**AIM**
Return every record exactly as written.

=-=-=

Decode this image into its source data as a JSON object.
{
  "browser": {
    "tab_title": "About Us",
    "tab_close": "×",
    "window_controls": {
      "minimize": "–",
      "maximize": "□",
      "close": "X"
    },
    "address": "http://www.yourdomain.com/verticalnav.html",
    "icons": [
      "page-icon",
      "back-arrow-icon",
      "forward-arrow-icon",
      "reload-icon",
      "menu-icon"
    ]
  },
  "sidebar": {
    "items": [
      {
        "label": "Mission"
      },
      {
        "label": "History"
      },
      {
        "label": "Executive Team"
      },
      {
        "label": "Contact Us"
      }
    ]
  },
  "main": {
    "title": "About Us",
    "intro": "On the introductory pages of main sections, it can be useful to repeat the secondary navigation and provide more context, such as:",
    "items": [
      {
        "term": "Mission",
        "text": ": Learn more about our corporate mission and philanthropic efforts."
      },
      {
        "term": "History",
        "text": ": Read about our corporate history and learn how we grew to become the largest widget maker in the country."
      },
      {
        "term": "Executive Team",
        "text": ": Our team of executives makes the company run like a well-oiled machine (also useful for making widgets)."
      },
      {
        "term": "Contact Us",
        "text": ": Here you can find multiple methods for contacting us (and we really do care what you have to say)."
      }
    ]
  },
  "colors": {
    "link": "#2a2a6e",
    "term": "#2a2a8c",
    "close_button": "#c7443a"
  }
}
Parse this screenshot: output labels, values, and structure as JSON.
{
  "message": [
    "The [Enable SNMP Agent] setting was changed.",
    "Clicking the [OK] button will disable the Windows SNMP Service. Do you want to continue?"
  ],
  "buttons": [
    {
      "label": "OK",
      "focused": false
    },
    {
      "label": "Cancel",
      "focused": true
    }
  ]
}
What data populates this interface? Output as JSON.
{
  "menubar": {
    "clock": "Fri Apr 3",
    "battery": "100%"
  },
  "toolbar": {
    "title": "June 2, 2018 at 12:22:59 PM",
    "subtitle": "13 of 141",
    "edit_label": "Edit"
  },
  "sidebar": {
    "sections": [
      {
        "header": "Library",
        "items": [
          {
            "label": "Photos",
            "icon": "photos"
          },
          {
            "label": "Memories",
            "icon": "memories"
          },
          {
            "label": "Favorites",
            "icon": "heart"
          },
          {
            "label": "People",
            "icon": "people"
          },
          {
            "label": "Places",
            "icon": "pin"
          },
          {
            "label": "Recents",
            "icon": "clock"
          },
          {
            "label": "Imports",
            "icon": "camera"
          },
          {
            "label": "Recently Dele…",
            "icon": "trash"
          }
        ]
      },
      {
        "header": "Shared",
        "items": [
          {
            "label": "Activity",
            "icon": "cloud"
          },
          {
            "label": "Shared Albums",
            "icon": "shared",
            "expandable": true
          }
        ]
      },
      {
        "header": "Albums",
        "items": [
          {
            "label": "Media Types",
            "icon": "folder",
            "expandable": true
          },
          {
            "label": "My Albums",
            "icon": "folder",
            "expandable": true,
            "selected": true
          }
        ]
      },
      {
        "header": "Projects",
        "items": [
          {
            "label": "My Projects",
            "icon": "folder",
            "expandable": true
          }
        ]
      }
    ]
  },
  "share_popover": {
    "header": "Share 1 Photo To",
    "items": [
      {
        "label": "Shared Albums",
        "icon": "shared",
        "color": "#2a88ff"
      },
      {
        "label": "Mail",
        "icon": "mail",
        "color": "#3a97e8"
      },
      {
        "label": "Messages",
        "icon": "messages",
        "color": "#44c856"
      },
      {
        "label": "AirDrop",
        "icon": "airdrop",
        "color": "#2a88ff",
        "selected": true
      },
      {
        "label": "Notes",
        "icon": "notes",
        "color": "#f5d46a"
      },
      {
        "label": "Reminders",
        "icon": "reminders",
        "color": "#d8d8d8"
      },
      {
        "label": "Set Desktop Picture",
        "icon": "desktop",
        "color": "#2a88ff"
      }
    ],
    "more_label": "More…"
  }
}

=-=-=

**WRITTEN SOLUTION**
Decode this image into its source data as a JSON object.
{
  "browser": {
    "tab_title": "About Us",
    "tab_close": "×",
    "window_controls": {
      "minimize": "–",
      "maximize": "□",
      "close": "X"
    },
    "address": "http://www.yourdomain.com/verticalnav.html",
    "icons": [
      "page-icon",
      "back-arrow-icon",
      "forward-arrow-icon",
      "reload-icon",
      "menu-icon"
    ]
  },
  "sidebar": {
    "items": [
      {
        "label": "Mission"
      },
      {
        "label": "History"
      },
      {
        "label": "Executive Team"
      },
      {
        "label": "Contact Us"
      }
    ]
  },
  "main": {
    "title": "About Us",
    "intro": "On the introductory pages of main sections, it can be useful to repeat the secondary navigation and provide more context, such as:",
    "items": [
      {
        "term": "Mission",
        "text": ": Learn more about our corporate mission and philanthropic efforts."
      },
      {
        "term": "History",
        "text": ": Read about our corporate history and learn how we grew to become the largest widget maker in the country."
      },
      {
        "term": "Executive Team",
        "text": ": Our team of executives makes the company run like a well-oiled machine (also useful for making widgets)."
      },
      {
        "term": "Contact Us",
        "text": ": Here you can find multiple methods for contacting us (and we really do care what you have to say)."
      }
    ]
  },
  "colors": {
    "link": "#2a2a6e",
    "term": "#2a2a8c",
    "close_button": "#c7443a"
  }
}
Parse this screenshot: output labels, values, and structure as JSON.
{
  "message": [
    "The [Enable SNMP Agent] setting was changed.",
    "Clicking the [OK] button will disable the Windows SNMP Service. Do you want to continue?"
  ],
  "buttons": [
    {
      "label": "OK",
      "focused": false
    },
    {
      "label": "Cancel",
      "focused": true
    }
  ]
}
What data populates this interface? Output as JSON.
{
  "menubar": {
    "clock": "Fri Apr 3",
    "battery": "100%"
  },
  "toolbar": {
    "title": "June 2, 2018 at 12:22:59 PM",
    "subtitle": "13 of 141",
    "edit_label": "Edit"
  },
  "sidebar": {
    "sections": [
      {
        "header": "Library",
        "items": [
          {
            "label": "Photos",
            "icon": "photos"
          },
          {
            "label": "Memories",
            "icon": "memories"
          },
          {
            "label": "Favorites",
            "icon": "heart"
          },
          {
            "label": "People",
            "icon": "people"
          },
          {
            "label": "Places",
            "icon": "pin"
          },
          {
            "label": "Recents",
            "icon": "clock"
          },
          {
            "label": "Imports",
            "icon": "camera"
          },
          {
            "label": "Recently Dele…",
            "icon": "trash"
          }
        ]
      },
      {
        "header": "Shared",
        "items": [
          {
            "label": "Activity",
            "icon": "cloud"
          },
          {
            "label": "Shared Albums",
            "icon": "shared",
            "expandable": true
          }
        ]
      },
      {
        "header": "Albums",
        "items": [
          {
            "label": "Media Types",
            "icon": "folder",
            "expandable": true
          },
          {
            "label": "My Albums",
            "icon": "folder",
            "expandable": true,
            "selected": true
          }
        ]
      },
      {
        "header": "Projects",
        "items": [
          {
            "label": "My Projects",
            "icon": "folder",
            "expandable": true
          }
        ]
      }
    ]
  },
  "share_popover": {
    "header": "Share 1 Photo To",
    "items": [
      {
        "label": "Shared Albums",
        "icon": "shared",
        "color": "#2a88ff"
      },
      {
        "label": "Mail",
        "icon": "mail",
        "color": "#3a97e8"
      },
      {
        "label": "Messages",
        "icon": "messages",
        "color": "#44c856"
      },
      {
        "label": "AirDrop",
        "icon": "airdrop",
        "color": "#2a88ff",
        "selected": true
      },
      {
        "label": "Notes",
        "icon": "notes",
        "color": "#f5d46a"
      },
      {
        "label": "Reminders",
        "icon": "reminders",
        "color": "#d8d8d8"
      },
      {
        "label": "Set Desktop Picture",
        "icon": "desktop",
        "color": "#2a88ff"
      }
    ],
    "more_label": "More…"
  }
}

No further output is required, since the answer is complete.